Task instructions
Each line that holds the word "color" is to be identified and copied.

### Input material

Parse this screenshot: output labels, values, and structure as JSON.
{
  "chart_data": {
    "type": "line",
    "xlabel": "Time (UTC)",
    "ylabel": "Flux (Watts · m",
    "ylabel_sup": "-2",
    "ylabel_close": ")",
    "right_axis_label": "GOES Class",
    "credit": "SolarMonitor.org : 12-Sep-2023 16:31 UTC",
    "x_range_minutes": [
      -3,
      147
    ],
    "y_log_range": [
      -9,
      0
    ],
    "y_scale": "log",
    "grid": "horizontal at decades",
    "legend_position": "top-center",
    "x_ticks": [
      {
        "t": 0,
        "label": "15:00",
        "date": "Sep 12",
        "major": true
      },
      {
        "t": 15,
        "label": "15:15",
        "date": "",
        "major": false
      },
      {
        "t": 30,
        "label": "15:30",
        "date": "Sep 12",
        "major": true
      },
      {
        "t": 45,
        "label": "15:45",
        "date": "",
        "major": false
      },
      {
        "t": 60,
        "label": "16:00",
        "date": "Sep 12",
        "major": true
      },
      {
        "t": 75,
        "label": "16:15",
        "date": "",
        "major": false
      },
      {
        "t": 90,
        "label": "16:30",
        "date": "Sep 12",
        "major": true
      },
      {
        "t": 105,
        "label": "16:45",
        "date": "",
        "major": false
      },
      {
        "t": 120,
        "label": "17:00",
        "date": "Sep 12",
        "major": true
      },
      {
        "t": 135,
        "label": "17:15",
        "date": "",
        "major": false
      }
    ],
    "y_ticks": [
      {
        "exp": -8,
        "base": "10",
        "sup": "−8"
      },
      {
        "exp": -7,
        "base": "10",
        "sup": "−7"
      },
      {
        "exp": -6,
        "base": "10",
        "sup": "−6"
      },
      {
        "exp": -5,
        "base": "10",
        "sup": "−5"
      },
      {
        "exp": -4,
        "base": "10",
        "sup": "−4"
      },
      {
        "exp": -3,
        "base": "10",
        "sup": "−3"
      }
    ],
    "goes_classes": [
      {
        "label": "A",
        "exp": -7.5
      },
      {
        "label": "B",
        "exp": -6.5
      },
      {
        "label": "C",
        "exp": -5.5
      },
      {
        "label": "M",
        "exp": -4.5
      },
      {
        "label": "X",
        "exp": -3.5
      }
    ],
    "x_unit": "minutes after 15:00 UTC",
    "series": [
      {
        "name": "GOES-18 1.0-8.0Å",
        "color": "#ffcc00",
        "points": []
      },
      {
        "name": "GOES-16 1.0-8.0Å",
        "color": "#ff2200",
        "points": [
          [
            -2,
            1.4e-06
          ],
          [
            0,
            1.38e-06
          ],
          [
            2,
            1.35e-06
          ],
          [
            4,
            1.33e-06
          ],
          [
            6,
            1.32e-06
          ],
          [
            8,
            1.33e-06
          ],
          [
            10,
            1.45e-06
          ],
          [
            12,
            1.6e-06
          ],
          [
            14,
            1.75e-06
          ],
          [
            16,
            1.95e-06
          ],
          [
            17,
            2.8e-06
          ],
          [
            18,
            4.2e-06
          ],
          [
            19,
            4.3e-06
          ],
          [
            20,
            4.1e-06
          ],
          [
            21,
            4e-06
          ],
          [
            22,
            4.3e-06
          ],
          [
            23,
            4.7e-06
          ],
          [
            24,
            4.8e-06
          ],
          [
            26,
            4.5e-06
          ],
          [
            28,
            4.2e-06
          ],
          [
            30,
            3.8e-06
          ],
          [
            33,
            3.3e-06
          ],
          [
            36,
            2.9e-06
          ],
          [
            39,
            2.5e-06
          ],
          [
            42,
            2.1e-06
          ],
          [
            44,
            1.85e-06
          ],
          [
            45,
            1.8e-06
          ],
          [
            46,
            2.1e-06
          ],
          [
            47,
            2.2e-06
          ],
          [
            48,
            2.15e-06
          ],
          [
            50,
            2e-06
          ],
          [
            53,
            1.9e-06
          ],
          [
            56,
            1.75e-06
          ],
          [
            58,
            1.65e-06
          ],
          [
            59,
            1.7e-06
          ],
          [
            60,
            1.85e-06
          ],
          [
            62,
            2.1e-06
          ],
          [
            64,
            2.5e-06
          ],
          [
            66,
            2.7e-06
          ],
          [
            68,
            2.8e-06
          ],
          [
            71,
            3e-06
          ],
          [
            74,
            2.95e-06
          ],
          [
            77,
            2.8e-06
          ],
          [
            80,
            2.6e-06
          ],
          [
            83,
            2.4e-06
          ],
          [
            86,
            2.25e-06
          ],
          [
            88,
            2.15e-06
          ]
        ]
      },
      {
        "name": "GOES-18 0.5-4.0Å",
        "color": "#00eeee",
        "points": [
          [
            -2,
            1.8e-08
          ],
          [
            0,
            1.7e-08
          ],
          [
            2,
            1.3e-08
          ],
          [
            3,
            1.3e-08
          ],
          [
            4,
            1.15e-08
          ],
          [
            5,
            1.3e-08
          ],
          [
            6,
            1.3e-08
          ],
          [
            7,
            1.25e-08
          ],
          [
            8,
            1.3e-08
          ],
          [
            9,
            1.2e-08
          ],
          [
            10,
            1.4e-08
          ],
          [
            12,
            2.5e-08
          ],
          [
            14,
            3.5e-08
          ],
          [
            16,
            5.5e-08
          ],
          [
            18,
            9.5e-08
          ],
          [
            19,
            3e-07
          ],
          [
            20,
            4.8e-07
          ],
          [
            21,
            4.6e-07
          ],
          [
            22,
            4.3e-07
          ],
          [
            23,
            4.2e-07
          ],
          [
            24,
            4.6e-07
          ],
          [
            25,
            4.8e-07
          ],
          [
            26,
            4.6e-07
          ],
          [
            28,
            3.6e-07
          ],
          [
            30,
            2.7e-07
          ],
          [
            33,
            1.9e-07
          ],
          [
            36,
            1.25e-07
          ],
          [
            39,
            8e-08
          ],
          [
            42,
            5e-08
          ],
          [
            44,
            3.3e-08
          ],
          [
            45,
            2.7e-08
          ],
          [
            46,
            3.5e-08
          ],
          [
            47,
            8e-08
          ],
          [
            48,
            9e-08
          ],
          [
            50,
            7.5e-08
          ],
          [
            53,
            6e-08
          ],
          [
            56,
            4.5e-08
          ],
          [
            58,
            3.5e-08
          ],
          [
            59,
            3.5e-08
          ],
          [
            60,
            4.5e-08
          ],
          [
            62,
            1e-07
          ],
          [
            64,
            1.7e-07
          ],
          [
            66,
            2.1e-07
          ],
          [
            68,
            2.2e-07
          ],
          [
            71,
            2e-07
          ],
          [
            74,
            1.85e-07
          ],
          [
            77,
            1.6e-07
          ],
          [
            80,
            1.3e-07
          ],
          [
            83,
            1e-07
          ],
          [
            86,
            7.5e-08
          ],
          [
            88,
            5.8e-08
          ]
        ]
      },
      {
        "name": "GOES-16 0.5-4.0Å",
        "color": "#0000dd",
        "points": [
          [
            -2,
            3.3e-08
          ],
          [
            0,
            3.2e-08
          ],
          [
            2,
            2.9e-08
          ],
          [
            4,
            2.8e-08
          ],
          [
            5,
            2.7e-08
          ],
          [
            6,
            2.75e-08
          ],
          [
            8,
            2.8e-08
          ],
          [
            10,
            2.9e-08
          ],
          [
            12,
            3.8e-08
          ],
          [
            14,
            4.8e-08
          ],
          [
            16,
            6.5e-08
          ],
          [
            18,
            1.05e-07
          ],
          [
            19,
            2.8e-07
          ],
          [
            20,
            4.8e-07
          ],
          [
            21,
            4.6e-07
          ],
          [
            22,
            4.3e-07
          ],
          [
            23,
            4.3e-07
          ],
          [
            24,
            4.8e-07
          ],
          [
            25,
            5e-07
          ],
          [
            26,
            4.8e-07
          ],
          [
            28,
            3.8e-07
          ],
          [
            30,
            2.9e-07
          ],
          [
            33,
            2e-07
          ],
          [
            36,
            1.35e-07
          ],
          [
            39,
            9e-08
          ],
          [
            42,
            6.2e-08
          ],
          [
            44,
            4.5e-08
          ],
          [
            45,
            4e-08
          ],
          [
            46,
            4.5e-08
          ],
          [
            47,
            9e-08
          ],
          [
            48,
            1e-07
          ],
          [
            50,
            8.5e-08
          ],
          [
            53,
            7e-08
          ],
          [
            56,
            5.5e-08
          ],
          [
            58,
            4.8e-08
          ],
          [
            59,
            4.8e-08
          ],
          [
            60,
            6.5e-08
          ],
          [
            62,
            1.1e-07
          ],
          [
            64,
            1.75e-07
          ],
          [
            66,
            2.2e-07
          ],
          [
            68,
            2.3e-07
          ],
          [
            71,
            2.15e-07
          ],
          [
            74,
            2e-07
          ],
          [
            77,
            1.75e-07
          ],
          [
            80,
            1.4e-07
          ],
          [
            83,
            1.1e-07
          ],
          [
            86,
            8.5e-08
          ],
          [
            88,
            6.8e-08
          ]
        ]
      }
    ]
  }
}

######

Task response
        "color": "#ffcc00",
        "color": "#ff2200",
        "color": "#00eeee",
        "color": "#0000dd",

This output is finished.